** START OF Provided records **

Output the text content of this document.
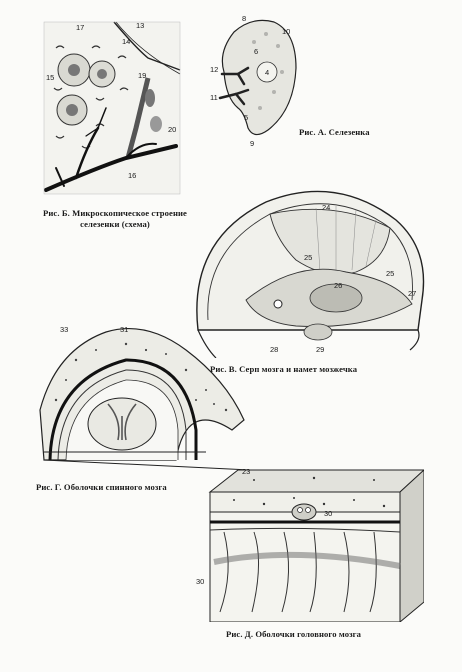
17	13
14
15	19
20
16
Рис. Б. Микроскопическое строение
селезенки (схема)
8
10
6
12	4
11
5
9
Рис. А. Селезенка
24
25
25
26
27
28	29
Рис. В. Серп мозга и намет мозжечка
33	31
Рис. Г. Оболочки спинного мозга
23
30
30
Рис. Д. Оболочки головного мозга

** END OF Provided records **

To do: Reproduce the material above in full, exactly, with no images.

Full answer:
Output the text content of this document.
17	13
14
15	19
20
16
Рис. Б. Микроскопическое строение
селезенки (схема)
8
10
6
12	4
11
5
9
Рис. А. Селезенка
24
25
25
26
27
28	29
Рис. В. Серп мозга и намет мозжечка
33	31
Рис. Г. Оболочки спинного мозга
23
30
30
Рис. Д. Оболочки головного мозга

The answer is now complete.